CHALLENGE: Locate every line in the records below that contains the word "image", and copy each one.
──────── EXERCISE MATERIAL ────────
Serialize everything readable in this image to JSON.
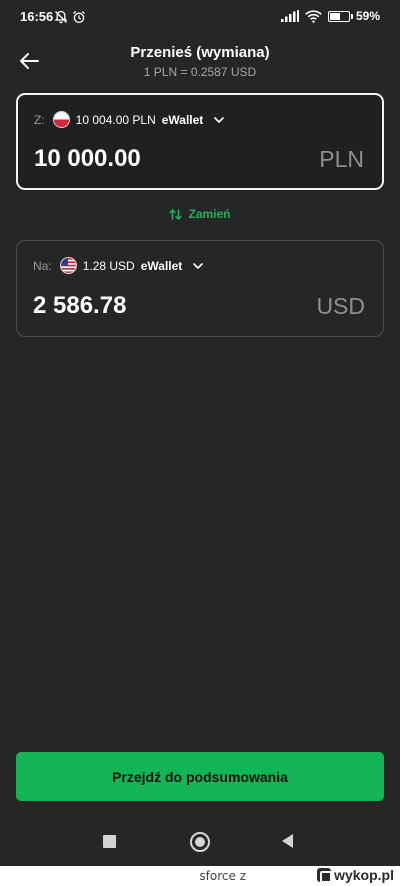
{
  "status_bar": {
    "time": "16:56",
    "battery_text": "59%",
    "battery_level": 0.59,
    "icons": [
      "bell-off-icon",
      "alarm-icon",
      "signal-icon",
      "wifi-icon",
      "battery-icon"
    ]
  },
  "header": {
    "back_icon": "arrow-left-icon",
    "title": "Przenieś (wymiana)",
    "rate": "1 PLN = 0.2587 USD"
  },
  "from_card": {
    "prefix": "Z:",
    "flag": "poland-flag-icon",
    "balance": "10 004.00 PLN",
    "wallet": "eWallet",
    "amount": "10 000.00",
    "currency": "PLN"
  },
  "swap": {
    "icon": "swap-arrows-icon",
    "label": "Zamień",
    "color": "#21b25a"
  },
  "to_card": {
    "prefix": "Na:",
    "flag": "usa-flag-icon",
    "balance": "1.28 USD",
    "wallet": "eWallet",
    "amount": "2 586.78",
    "currency": "USD"
  },
  "cta": {
    "label": "Przejdź do podsumowania",
    "color": "#13b456"
  },
  "nav_bar": {
    "icons": [
      "recents-square-icon",
      "home-circle-icon",
      "back-triangle-icon"
    ]
  },
  "footer": {
    "user": "sforce",
    "separator": "z",
    "brand": "wykop.pl"
  }
}
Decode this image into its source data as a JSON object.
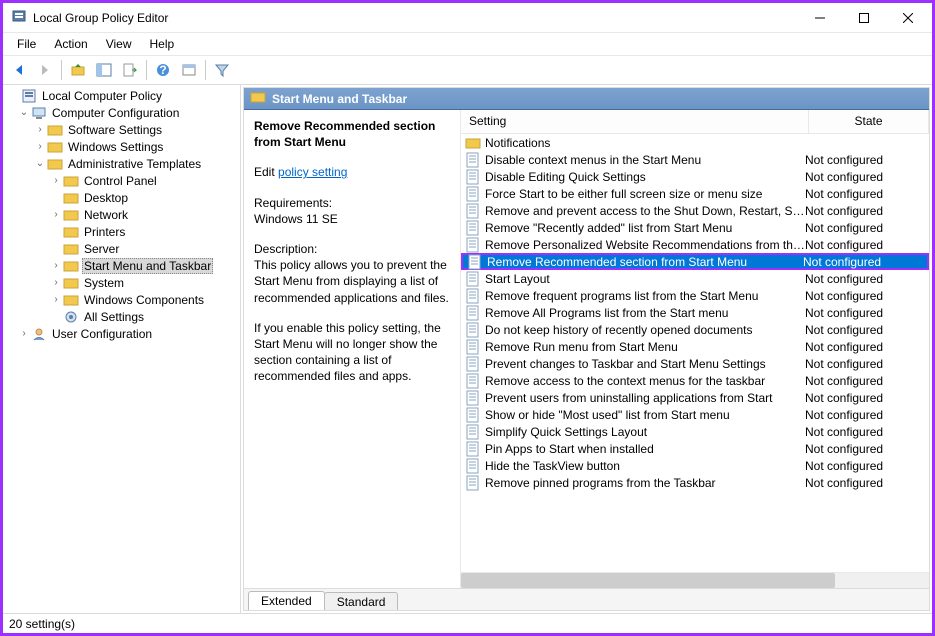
────────
TASK ANSWER:
Serialize everything readable in this image to JSON.
Decode this image into its source data as a JSON object.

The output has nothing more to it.